Request
Give back all the data exactly, line by line.

Dataset excerpt:
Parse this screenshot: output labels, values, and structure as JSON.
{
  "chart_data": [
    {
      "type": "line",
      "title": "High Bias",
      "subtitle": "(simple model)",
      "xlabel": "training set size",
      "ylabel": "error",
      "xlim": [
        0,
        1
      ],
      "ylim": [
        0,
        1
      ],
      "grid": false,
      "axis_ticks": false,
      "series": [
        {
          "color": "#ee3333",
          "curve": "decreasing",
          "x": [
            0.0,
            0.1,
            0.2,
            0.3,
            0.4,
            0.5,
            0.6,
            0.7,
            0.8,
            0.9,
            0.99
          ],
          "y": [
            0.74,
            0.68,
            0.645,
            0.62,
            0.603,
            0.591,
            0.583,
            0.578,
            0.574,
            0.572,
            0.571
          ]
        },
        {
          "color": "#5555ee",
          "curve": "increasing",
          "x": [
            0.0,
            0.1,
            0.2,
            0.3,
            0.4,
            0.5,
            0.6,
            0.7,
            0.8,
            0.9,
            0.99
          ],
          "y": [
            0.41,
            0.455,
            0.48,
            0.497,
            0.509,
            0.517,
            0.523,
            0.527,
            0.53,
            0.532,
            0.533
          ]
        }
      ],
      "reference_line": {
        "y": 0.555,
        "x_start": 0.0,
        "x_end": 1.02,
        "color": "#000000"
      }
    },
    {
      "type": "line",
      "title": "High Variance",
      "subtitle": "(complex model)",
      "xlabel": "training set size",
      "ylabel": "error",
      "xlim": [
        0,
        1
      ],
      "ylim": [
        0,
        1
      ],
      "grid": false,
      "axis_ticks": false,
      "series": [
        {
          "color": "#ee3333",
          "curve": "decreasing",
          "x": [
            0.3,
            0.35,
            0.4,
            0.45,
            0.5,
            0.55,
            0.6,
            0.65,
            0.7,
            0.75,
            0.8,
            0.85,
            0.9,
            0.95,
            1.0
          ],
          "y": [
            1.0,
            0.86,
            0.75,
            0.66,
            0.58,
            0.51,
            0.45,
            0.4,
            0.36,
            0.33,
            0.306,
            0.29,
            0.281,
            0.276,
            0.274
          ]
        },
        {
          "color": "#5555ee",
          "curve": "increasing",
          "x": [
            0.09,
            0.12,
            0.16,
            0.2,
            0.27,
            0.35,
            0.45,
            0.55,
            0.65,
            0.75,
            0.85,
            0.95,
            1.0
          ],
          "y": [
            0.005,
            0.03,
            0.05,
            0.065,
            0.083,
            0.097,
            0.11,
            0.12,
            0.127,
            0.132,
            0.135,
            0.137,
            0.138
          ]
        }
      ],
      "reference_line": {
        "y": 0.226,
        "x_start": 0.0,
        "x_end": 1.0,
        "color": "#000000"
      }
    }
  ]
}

Written reply
Parse this screenshot: output labels, values, and structure as JSON.
{
  "chart_data": [
    {
      "type": "line",
      "title": "High Bias",
      "subtitle": "(simple model)",
      "xlabel": "training set size",
      "ylabel": "error",
      "xlim": [
        0,
        1
      ],
      "ylim": [
        0,
        1
      ],
      "grid": false,
      "axis_ticks": false,
      "series": [
        {
          "color": "#ee3333",
          "curve": "decreasing",
          "x": [
            0.0,
            0.1,
            0.2,
            0.3,
            0.4,
            0.5,
            0.6,
            0.7,
            0.8,
            0.9,
            0.99
          ],
          "y": [
            0.74,
            0.68,
            0.645,
            0.62,
            0.603,
            0.591,
            0.583,
            0.578,
            0.574,
            0.572,
            0.571
          ]
        },
        {
          "color": "#5555ee",
          "curve": "increasing",
          "x": [
            0.0,
            0.1,
            0.2,
            0.3,
            0.4,
            0.5,
            0.6,
            0.7,
            0.8,
            0.9,
            0.99
          ],
          "y": [
            0.41,
            0.455,
            0.48,
            0.497,
            0.509,
            0.517,
            0.523,
            0.527,
            0.53,
            0.532,
            0.533
          ]
        }
      ],
      "reference_line": {
        "y": 0.555,
        "x_start": 0.0,
        "x_end": 1.02,
        "color": "#000000"
      }
    },
    {
      "type": "line",
      "title": "High Variance",
      "subtitle": "(complex model)",
      "xlabel": "training set size",
      "ylabel": "error",
      "xlim": [
        0,
        1
      ],
      "ylim": [
        0,
        1
      ],
      "grid": false,
      "axis_ticks": false,
      "series": [
        {
          "color": "#ee3333",
          "curve": "decreasing",
          "x": [
            0.3,
            0.35,
            0.4,
            0.45,
            0.5,
            0.55,
            0.6,
            0.65,
            0.7,
            0.75,
            0.8,
            0.85,
            0.9,
            0.95,
            1.0
          ],
          "y": [
            1.0,
            0.86,
            0.75,
            0.66,
            0.58,
            0.51,
            0.45,
            0.4,
            0.36,
            0.33,
            0.306,
            0.29,
            0.281,
            0.276,
            0.274
          ]
        },
        {
          "color": "#5555ee",
          "curve": "increasing",
          "x": [
            0.09,
            0.12,
            0.16,
            0.2,
            0.27,
            0.35,
            0.45,
            0.55,
            0.65,
            0.75,
            0.85,
            0.95,
            1.0
          ],
          "y": [
            0.005,
            0.03,
            0.05,
            0.065,
            0.083,
            0.097,
            0.11,
            0.12,
            0.127,
            0.132,
            0.135,
            0.137,
            0.138
          ]
        }
      ],
      "reference_line": {
        "y": 0.226,
        "x_start": 0.0,
        "x_end": 1.0,
        "color": "#000000"
      }
    }
  ]
}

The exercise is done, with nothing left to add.